-- start of Dataset rows --

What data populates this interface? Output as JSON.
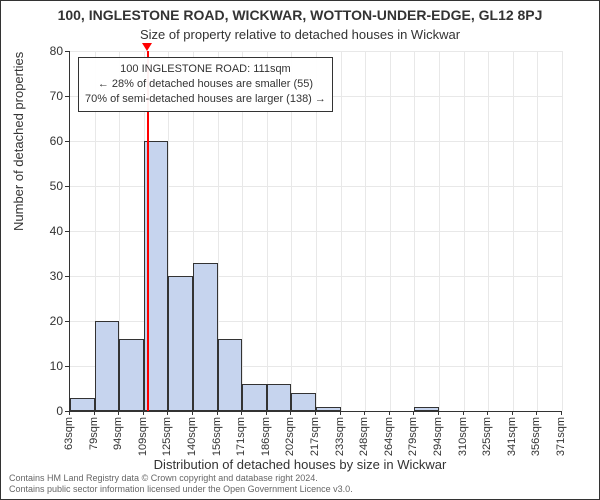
{
  "title_main": "100, INGLESTONE ROAD, WICKWAR, WOTTON-UNDER-EDGE, GL12 8PJ",
  "title_sub": "Size of property relative to detached houses in Wickwar",
  "ylabel": "Number of detached properties",
  "xlabel": "Distribution of detached houses by size in Wickwar",
  "chart": {
    "type": "histogram",
    "background_color": "#ffffff",
    "grid_color": "#e8e8e8",
    "axis_color": "#333333",
    "bar_fill": "#c6d4ee",
    "bar_border": "#333333",
    "ylim": [
      0,
      80
    ],
    "yticks": [
      0,
      10,
      20,
      30,
      40,
      50,
      60,
      70,
      80
    ],
    "xlabels": [
      "63sqm",
      "79sqm",
      "94sqm",
      "109sqm",
      "125sqm",
      "140sqm",
      "156sqm",
      "171sqm",
      "186sqm",
      "202sqm",
      "217sqm",
      "233sqm",
      "248sqm",
      "264sqm",
      "279sqm",
      "294sqm",
      "310sqm",
      "325sqm",
      "341sqm",
      "356sqm",
      "371sqm"
    ],
    "values": [
      3,
      20,
      16,
      60,
      30,
      33,
      16,
      6,
      6,
      4,
      1,
      0,
      0,
      0,
      1,
      0,
      0,
      0,
      0,
      0
    ],
    "title_fontsize": 14,
    "sub_fontsize": 13,
    "label_fontsize": 12,
    "tick_fontsize": 11
  },
  "callout": {
    "line1": "100 INGLESTONE ROAD: 111sqm",
    "line2": "← 28% of detached houses are smaller (55)",
    "line3": "70% of semi-detached houses are larger (138) →",
    "border_color": "#333333",
    "bg_color": "#ffffff",
    "fontsize": 11
  },
  "marker": {
    "value_sqm": 111,
    "color": "#ff0000"
  },
  "attribution": {
    "line1": "Contains HM Land Registry data © Crown copyright and database right 2024.",
    "line2": "Contains public sector information licensed under the Open Government Licence v3.0."
  }
}
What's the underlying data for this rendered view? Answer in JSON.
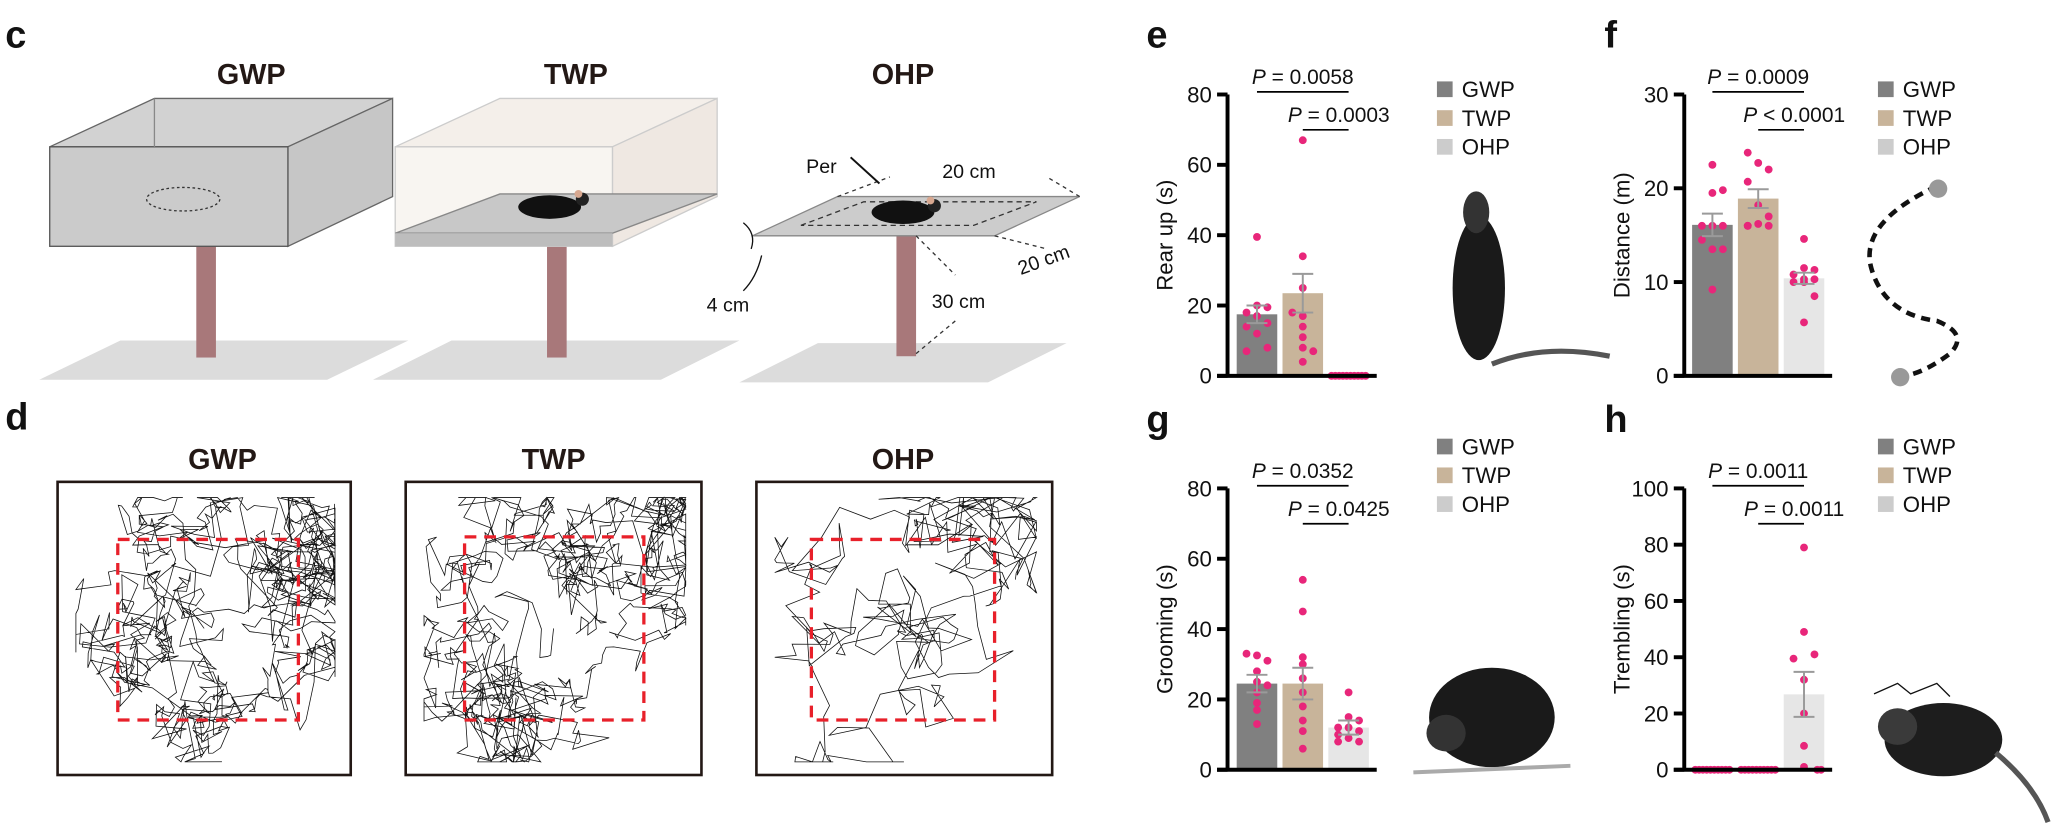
{
  "panel_labels": {
    "c": "c",
    "d": "d",
    "e": "e",
    "f": "f",
    "g": "g",
    "h": "h"
  },
  "panel_c": {
    "titles": [
      "GWP",
      "TWP",
      "OHP"
    ],
    "dimensions": {
      "per": "Per",
      "width": "20 cm",
      "depth": "20 cm",
      "edge": "4 cm",
      "height": "30 cm"
    }
  },
  "panel_d": {
    "titles": [
      "GWP",
      "TWP",
      "OHP"
    ]
  },
  "colors": {
    "GWP": "#808080",
    "TWP": "#c8b49a",
    "OHP": "#e6e6e6",
    "OHP_legend": "#cccccc",
    "dots": "#e8267a",
    "zone": "#e8202a",
    "error": "#9a9a9a"
  },
  "chart_data": [
    {
      "panel": "e",
      "type": "bar",
      "categories": [
        "GWP",
        "TWP",
        "OHP"
      ],
      "ylabel": "Rear up (s)",
      "ylim": [
        0,
        80
      ],
      "yticks": [
        0,
        20,
        40,
        60,
        80
      ],
      "legend": [
        "GWP",
        "TWP",
        "OHP"
      ],
      "legend_position": "top-right",
      "means": [
        17.5,
        23.5,
        0
      ],
      "sem": [
        2.5,
        5.5,
        0
      ],
      "points": [
        [
          39.5,
          20,
          19.5,
          18,
          17,
          15,
          14,
          12,
          8,
          7
        ],
        [
          67,
          34,
          25,
          18,
          17,
          14,
          11,
          8,
          7,
          4
        ],
        [
          0,
          0,
          0,
          0,
          0,
          0,
          0,
          0,
          0,
          0
        ]
      ],
      "comparisons": [
        {
          "pair": [
            "GWP",
            "OHP"
          ],
          "label": "P = 0.0058"
        },
        {
          "pair": [
            "TWP",
            "OHP"
          ],
          "label": "P = 0.0003"
        }
      ]
    },
    {
      "panel": "f",
      "type": "bar",
      "categories": [
        "GWP",
        "TWP",
        "OHP"
      ],
      "ylabel": "Distance (m)",
      "ylim": [
        0,
        30
      ],
      "yticks": [
        0,
        10,
        20,
        30
      ],
      "legend": [
        "GWP",
        "TWP",
        "OHP"
      ],
      "legend_position": "top-right",
      "means": [
        16.1,
        18.9,
        10.4
      ],
      "sem": [
        1.2,
        1.0,
        0.6
      ],
      "points": [
        [
          22.5,
          19.5,
          19.8,
          16,
          16,
          16,
          14.5,
          13.5,
          13.5,
          9.2
        ],
        [
          23.8,
          22.7,
          22,
          20.7,
          18.2,
          17,
          16,
          16.2,
          16,
          16
        ],
        [
          14.6,
          11.5,
          11.3,
          10.8,
          10.3,
          10.3,
          10,
          10,
          8.5,
          5.7
        ]
      ],
      "comparisons": [
        {
          "pair": [
            "GWP",
            "OHP"
          ],
          "label": "P = 0.0009"
        },
        {
          "pair": [
            "TWP",
            "OHP"
          ],
          "label": "P < 0.0001"
        }
      ]
    },
    {
      "panel": "g",
      "type": "bar",
      "categories": [
        "GWP",
        "TWP",
        "OHP"
      ],
      "ylabel": "Grooming (s)",
      "ylim": [
        0,
        80
      ],
      "yticks": [
        0,
        20,
        40,
        60,
        80
      ],
      "legend": [
        "GWP",
        "TWP",
        "OHP"
      ],
      "legend_position": "top-right",
      "means": [
        24.5,
        24.5,
        12
      ],
      "sem": [
        2.5,
        4.5,
        2
      ],
      "points": [
        [
          33,
          32.5,
          31,
          28,
          25,
          24,
          22,
          19,
          17,
          13
        ],
        [
          54,
          45,
          32,
          30,
          26,
          22,
          18,
          14,
          11,
          6
        ],
        [
          22,
          15,
          14,
          12,
          12,
          11,
          10,
          9,
          8,
          8
        ]
      ],
      "comparisons": [
        {
          "pair": [
            "GWP",
            "OHP"
          ],
          "label": "P = 0.0352"
        },
        {
          "pair": [
            "TWP",
            "OHP"
          ],
          "label": "P = 0.0425"
        }
      ]
    },
    {
      "panel": "h",
      "type": "bar",
      "categories": [
        "GWP",
        "TWP",
        "OHP"
      ],
      "ylabel": "Trembling (s)",
      "ylim": [
        0,
        100
      ],
      "yticks": [
        0,
        20,
        40,
        60,
        80,
        100
      ],
      "legend": [
        "GWP",
        "TWP",
        "OHP"
      ],
      "legend_position": "top-right",
      "means": [
        0,
        0,
        26.8
      ],
      "sem": [
        0,
        0,
        8
      ],
      "points": [
        [
          0,
          0,
          0,
          0,
          0,
          0,
          0,
          0,
          0,
          0
        ],
        [
          0,
          0,
          0,
          0,
          0,
          0,
          0,
          0,
          0,
          0
        ],
        [
          79,
          49,
          41,
          39.5,
          32,
          20,
          8.5,
          1,
          0,
          0
        ]
      ],
      "comparisons": [
        {
          "pair": [
            "GWP",
            "OHP"
          ],
          "label": "P = 0.0011"
        },
        {
          "pair": [
            "TWP",
            "OHP"
          ],
          "label": "P = 0.0011"
        }
      ]
    }
  ]
}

-- end of Dataset rows --

In the records above, locate each line with the word "ROAD". Copy all such lines.

Task output:
  "title_main": "100, INGLESTONE ROAD, WICKWAR, WOTTON-UNDER-EDGE, GL12 8PJ",
    "line1": "100 INGLESTONE ROAD: 111sqm",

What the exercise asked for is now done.